Saved data entries
** Start **
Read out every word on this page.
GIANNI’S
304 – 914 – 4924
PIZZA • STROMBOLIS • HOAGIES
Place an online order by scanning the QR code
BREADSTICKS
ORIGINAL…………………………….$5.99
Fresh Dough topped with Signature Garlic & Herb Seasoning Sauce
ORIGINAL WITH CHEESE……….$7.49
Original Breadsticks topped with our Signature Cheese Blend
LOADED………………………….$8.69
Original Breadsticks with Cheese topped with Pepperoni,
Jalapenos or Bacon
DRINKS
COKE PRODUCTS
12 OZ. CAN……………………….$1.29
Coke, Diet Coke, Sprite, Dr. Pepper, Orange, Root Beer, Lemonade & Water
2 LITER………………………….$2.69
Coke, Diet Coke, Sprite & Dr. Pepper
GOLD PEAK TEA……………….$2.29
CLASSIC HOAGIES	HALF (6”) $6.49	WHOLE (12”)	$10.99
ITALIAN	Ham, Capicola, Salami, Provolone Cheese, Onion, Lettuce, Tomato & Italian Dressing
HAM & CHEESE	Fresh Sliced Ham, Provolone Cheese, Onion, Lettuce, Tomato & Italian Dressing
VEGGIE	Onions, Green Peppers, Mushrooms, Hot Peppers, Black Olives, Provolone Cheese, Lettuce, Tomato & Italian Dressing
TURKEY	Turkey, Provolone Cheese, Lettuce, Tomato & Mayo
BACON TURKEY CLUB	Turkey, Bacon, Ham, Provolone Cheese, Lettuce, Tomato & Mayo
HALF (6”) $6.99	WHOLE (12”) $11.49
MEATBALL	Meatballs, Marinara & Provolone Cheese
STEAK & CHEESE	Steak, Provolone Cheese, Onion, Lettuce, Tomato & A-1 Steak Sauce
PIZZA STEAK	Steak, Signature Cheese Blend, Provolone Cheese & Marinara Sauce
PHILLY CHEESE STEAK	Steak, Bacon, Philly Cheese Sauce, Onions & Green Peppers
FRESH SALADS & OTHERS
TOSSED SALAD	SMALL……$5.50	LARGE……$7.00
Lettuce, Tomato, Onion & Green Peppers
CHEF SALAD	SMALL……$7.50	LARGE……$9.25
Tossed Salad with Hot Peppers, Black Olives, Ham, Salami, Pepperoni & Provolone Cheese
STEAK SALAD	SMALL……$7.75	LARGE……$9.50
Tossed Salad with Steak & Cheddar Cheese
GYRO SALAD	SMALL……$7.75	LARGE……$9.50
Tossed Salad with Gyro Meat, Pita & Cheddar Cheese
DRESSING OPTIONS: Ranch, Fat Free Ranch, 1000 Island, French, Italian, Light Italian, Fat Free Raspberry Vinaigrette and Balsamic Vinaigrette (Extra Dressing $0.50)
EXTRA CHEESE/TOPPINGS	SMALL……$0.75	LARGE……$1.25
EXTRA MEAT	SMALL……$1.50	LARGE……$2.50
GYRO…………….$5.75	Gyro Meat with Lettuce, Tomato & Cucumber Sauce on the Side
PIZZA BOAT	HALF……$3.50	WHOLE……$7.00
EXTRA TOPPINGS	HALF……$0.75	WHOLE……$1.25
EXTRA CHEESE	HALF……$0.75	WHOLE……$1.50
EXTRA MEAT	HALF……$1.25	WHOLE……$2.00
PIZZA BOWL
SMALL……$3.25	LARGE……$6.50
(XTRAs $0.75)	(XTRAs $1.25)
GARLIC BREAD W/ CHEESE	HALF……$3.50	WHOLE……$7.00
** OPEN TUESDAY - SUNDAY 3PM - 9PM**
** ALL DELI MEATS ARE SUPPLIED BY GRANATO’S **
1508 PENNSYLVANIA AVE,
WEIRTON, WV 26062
** End **
Instruction: Your task is to repeat the data exactly; please include every line.

Response below:
Read out every word on this page.
GIANNI’S
304 – 914 – 4924
PIZZA • STROMBOLIS • HOAGIES
Place an online order by scanning the QR code
BREADSTICKS
ORIGINAL…………………………….$5.99
Fresh Dough topped with Signature Garlic & Herb Seasoning Sauce
ORIGINAL WITH CHEESE……….$7.49
Original Breadsticks topped with our Signature Cheese Blend
LOADED………………………….$8.69
Original Breadsticks with Cheese topped with Pepperoni,
Jalapenos or Bacon
DRINKS
COKE PRODUCTS
12 OZ. CAN……………………….$1.29
Coke, Diet Coke, Sprite, Dr. Pepper, Orange, Root Beer, Lemonade & Water
2 LITER………………………….$2.69
Coke, Diet Coke, Sprite & Dr. Pepper
GOLD PEAK TEA……………….$2.29
CLASSIC HOAGIES	HALF (6”) $6.49	WHOLE (12”)	$10.99
ITALIAN	Ham, Capicola, Salami, Provolone Cheese, Onion, Lettuce, Tomato & Italian Dressing
HAM & CHEESE	Fresh Sliced Ham, Provolone Cheese, Onion, Lettuce, Tomato & Italian Dressing
VEGGIE	Onions, Green Peppers, Mushrooms, Hot Peppers, Black Olives, Provolone Cheese, Lettuce, Tomato & Italian Dressing
TURKEY	Turkey, Provolone Cheese, Lettuce, Tomato & Mayo
BACON TURKEY CLUB	Turkey, Bacon, Ham, Provolone Cheese, Lettuce, Tomato & Mayo
HALF (6”) $6.99	WHOLE (12”) $11.49
MEATBALL	Meatballs, Marinara & Provolone Cheese
STEAK & CHEESE	Steak, Provolone Cheese, Onion, Lettuce, Tomato & A-1 Steak Sauce
PIZZA STEAK	Steak, Signature Cheese Blend, Provolone Cheese & Marinara Sauce
PHILLY CHEESE STEAK	Steak, Bacon, Philly Cheese Sauce, Onions & Green Peppers
FRESH SALADS & OTHERS
TOSSED SALAD	SMALL……$5.50	LARGE……$7.00
Lettuce, Tomato, Onion & Green Peppers
CHEF SALAD	SMALL……$7.50	LARGE……$9.25
Tossed Salad with Hot Peppers, Black Olives, Ham, Salami, Pepperoni & Provolone Cheese
STEAK SALAD	SMALL……$7.75	LARGE……$9.50
Tossed Salad with Steak & Cheddar Cheese
GYRO SALAD	SMALL……$7.75	LARGE……$9.50
Tossed Salad with Gyro Meat, Pita & Cheddar Cheese
DRESSING OPTIONS: Ranch, Fat Free Ranch, 1000 Island, French, Italian, Light Italian, Fat Free Raspberry Vinaigrette and Balsamic Vinaigrette (Extra Dressing $0.50)
EXTRA CHEESE/TOPPINGS	SMALL……$0.75	LARGE……$1.25
EXTRA MEAT	SMALL……$1.50	LARGE……$2.50
GYRO…………….$5.75	Gyro Meat with Lettuce, Tomato & Cucumber Sauce on the Side
PIZZA BOAT	HALF……$3.50	WHOLE……$7.00
EXTRA TOPPINGS	HALF……$0.75	WHOLE……$1.25
EXTRA CHEESE	HALF……$0.75	WHOLE……$1.50
EXTRA MEAT	HALF……$1.25	WHOLE……$2.00
PIZZA BOWL
SMALL……$3.25	LARGE……$6.50
(XTRAs $0.75)	(XTRAs $1.25)
GARLIC BREAD W/ CHEESE	HALF……$3.50	WHOLE……$7.00
** OPEN TUESDAY - SUNDAY 3PM - 9PM**
** ALL DELI MEATS ARE SUPPLIED BY GRANATO’S **
1508 PENNSYLVANIA AVE,
WEIRTON, WV 26062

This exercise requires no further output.